__Material supplied__
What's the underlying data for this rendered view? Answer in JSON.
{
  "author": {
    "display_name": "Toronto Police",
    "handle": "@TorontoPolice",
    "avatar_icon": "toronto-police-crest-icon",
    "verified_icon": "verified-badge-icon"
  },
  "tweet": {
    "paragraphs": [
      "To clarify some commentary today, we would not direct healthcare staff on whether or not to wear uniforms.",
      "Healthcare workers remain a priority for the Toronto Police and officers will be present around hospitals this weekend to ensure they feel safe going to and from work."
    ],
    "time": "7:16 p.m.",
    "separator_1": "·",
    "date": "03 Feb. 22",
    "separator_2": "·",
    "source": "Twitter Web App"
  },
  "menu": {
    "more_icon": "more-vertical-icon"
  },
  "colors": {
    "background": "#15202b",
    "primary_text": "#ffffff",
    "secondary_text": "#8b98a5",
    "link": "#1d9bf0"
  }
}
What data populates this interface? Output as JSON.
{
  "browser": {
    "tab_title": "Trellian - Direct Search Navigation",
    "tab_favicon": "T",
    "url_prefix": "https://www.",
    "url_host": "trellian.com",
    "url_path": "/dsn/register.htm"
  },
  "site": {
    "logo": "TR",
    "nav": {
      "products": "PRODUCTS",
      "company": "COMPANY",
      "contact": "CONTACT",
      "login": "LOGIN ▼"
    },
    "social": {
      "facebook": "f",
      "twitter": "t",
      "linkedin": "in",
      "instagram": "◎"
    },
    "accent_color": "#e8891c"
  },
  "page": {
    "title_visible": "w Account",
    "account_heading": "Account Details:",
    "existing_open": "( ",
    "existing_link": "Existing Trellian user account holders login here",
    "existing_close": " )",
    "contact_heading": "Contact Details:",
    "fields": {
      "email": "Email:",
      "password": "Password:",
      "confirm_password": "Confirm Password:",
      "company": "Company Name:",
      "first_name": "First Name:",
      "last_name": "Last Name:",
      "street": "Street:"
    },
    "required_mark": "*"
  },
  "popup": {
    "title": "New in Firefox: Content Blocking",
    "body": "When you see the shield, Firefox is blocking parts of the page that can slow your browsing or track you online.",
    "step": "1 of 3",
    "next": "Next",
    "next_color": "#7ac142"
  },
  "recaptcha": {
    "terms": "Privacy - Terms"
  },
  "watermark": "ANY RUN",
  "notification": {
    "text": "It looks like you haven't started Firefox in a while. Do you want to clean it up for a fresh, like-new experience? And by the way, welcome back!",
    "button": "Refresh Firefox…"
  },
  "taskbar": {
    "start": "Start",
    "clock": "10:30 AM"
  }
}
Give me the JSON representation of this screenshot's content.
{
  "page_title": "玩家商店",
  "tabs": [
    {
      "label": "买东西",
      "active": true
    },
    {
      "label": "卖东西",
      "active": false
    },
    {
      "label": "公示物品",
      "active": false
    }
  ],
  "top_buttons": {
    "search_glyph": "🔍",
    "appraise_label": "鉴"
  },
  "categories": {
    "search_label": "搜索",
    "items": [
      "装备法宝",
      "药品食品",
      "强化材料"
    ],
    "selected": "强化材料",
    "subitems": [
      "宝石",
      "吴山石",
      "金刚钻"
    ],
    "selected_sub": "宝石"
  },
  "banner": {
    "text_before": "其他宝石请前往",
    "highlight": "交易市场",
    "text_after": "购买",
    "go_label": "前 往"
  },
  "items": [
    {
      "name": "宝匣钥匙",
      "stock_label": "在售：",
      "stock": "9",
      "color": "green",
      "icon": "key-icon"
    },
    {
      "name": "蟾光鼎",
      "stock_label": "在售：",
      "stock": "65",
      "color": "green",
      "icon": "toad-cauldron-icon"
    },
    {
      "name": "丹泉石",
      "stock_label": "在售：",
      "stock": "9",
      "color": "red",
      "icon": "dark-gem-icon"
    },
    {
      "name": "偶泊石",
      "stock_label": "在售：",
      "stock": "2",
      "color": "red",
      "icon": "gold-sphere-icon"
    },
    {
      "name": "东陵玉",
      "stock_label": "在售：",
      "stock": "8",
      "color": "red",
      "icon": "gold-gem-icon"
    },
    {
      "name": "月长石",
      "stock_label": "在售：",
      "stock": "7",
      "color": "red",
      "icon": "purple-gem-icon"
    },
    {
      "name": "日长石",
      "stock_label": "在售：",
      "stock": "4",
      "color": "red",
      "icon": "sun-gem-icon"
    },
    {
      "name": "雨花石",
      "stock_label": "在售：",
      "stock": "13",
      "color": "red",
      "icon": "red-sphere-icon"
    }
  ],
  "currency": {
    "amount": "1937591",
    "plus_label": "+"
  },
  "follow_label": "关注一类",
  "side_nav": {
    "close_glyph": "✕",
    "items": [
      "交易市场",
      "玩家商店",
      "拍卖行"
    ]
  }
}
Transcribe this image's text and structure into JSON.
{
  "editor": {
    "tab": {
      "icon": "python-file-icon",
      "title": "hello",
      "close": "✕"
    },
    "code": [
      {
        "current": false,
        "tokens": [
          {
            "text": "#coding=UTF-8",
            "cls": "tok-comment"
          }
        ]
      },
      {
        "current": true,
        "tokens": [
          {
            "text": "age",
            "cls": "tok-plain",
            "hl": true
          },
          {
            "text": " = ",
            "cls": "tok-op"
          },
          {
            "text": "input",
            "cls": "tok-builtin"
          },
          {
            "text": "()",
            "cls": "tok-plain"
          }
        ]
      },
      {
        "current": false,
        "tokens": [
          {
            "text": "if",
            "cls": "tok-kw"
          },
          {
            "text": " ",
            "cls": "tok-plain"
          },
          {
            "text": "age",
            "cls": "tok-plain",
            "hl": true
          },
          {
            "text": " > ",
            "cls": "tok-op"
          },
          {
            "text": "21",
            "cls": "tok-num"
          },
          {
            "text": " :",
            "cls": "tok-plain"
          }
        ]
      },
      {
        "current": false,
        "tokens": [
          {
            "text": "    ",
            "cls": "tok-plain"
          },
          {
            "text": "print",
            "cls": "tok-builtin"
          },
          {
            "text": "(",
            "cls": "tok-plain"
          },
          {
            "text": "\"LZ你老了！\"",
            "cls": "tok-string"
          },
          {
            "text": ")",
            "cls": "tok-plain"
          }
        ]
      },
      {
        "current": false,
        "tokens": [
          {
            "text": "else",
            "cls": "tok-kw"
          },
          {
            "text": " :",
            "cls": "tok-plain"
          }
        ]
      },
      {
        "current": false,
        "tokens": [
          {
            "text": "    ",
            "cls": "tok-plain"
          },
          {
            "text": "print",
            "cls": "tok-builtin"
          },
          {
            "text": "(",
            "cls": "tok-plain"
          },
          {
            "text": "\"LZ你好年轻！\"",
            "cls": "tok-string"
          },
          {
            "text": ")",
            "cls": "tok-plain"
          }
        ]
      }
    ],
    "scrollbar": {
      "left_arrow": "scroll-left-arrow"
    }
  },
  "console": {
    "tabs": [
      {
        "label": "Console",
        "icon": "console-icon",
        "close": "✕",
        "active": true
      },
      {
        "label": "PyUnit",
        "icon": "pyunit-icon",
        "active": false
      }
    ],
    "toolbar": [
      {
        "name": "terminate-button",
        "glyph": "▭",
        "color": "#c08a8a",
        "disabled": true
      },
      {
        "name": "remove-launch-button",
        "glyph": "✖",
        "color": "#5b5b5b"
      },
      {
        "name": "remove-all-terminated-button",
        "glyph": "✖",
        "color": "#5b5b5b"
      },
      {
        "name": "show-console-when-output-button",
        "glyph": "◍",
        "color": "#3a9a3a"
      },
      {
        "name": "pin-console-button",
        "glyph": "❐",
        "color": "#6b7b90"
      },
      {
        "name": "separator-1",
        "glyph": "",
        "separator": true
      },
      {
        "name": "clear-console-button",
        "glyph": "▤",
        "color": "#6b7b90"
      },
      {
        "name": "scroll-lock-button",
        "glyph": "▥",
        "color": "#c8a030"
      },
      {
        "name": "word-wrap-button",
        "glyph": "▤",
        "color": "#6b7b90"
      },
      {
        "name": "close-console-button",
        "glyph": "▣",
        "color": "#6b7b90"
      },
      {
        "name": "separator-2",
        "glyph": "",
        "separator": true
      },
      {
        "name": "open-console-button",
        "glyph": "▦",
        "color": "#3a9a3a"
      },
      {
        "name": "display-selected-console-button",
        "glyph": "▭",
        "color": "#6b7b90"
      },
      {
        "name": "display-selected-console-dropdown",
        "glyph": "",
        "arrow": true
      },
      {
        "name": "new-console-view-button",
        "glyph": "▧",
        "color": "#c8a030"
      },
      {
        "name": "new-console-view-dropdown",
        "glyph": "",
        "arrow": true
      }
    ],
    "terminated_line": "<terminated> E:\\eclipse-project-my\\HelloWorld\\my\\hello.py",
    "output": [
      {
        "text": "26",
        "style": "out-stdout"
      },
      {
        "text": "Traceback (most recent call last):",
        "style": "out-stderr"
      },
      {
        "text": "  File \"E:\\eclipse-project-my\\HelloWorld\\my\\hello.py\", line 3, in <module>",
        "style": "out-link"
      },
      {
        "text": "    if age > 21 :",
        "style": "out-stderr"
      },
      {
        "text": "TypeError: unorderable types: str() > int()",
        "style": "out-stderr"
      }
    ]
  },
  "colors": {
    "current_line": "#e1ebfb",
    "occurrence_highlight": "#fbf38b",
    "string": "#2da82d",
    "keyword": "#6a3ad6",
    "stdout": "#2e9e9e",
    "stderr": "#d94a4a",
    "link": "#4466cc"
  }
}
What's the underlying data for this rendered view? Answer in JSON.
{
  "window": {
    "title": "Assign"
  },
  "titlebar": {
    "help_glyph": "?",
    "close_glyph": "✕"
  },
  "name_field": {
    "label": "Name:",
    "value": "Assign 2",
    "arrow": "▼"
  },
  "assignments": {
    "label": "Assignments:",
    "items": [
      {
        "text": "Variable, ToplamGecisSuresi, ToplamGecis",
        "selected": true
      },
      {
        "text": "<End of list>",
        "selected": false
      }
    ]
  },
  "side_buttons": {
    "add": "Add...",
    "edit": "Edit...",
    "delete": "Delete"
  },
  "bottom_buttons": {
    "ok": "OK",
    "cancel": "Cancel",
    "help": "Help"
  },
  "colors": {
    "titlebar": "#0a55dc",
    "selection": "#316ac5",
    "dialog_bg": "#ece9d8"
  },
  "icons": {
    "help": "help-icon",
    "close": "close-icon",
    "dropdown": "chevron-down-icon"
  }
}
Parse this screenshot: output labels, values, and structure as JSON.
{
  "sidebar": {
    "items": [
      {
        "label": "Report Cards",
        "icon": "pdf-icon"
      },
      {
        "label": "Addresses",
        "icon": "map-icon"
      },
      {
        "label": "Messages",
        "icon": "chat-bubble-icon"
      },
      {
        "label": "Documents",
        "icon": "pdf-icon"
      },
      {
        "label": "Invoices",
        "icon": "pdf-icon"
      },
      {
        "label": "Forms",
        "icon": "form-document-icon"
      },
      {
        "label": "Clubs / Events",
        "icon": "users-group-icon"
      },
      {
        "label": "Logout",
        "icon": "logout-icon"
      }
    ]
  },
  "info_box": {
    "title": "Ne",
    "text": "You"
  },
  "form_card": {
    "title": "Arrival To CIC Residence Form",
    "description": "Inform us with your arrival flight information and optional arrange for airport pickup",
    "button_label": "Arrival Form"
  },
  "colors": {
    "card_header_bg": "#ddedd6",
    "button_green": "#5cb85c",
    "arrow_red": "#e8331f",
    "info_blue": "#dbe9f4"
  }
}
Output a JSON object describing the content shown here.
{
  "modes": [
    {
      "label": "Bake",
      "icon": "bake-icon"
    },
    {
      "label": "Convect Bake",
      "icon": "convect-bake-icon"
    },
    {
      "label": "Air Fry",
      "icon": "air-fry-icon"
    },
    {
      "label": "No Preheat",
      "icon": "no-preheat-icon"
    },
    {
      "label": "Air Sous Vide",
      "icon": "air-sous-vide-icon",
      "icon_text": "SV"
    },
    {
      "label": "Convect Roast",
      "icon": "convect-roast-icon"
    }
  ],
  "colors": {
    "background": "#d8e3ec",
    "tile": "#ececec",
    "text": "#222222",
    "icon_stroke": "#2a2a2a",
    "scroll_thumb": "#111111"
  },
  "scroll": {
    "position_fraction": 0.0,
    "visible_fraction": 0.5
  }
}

__What you will do__
From the line containing "Parse this screenshot: output" through the final line of the listing above, retype every line exactly; leave out everything else.

__Answer for this exercise__
Parse this screenshot: output labels, values, and structure as JSON.
{
  "sidebar": {
    "items": [
      {
        "label": "Report Cards",
        "icon": "pdf-icon"
      },
      {
        "label": "Addresses",
        "icon": "map-icon"
      },
      {
        "label": "Messages",
        "icon": "chat-bubble-icon"
      },
      {
        "label": "Documents",
        "icon": "pdf-icon"
      },
      {
        "label": "Invoices",
        "icon": "pdf-icon"
      },
      {
        "label": "Forms",
        "icon": "form-document-icon"
      },
      {
        "label": "Clubs / Events",
        "icon": "users-group-icon"
      },
      {
        "label": "Logout",
        "icon": "logout-icon"
      }
    ]
  },
  "info_box": {
    "title": "Ne",
    "text": "You"
  },
  "form_card": {
    "title": "Arrival To CIC Residence Form",
    "description": "Inform us with your arrival flight information and optional arrange for airport pickup",
    "button_label": "Arrival Form"
  },
  "colors": {
    "card_header_bg": "#ddedd6",
    "button_green": "#5cb85c",
    "arrow_red": "#e8331f",
    "info_blue": "#dbe9f4"
  }
}
Output a JSON object describing the content shown here.
{
  "modes": [
    {
      "label": "Bake",
      "icon": "bake-icon"
    },
    {
      "label": "Convect Bake",
      "icon": "convect-bake-icon"
    },
    {
      "label": "Air Fry",
      "icon": "air-fry-icon"
    },
    {
      "label": "No Preheat",
      "icon": "no-preheat-icon"
    },
    {
      "label": "Air Sous Vide",
      "icon": "air-sous-vide-icon",
      "icon_text": "SV"
    },
    {
      "label": "Convect Roast",
      "icon": "convect-roast-icon"
    }
  ],
  "colors": {
    "background": "#d8e3ec",
    "tile": "#ececec",
    "text": "#222222",
    "icon_stroke": "#2a2a2a",
    "scroll_thumb": "#111111"
  },
  "scroll": {
    "position_fraction": 0.0,
    "visible_fraction": 0.5
  }
}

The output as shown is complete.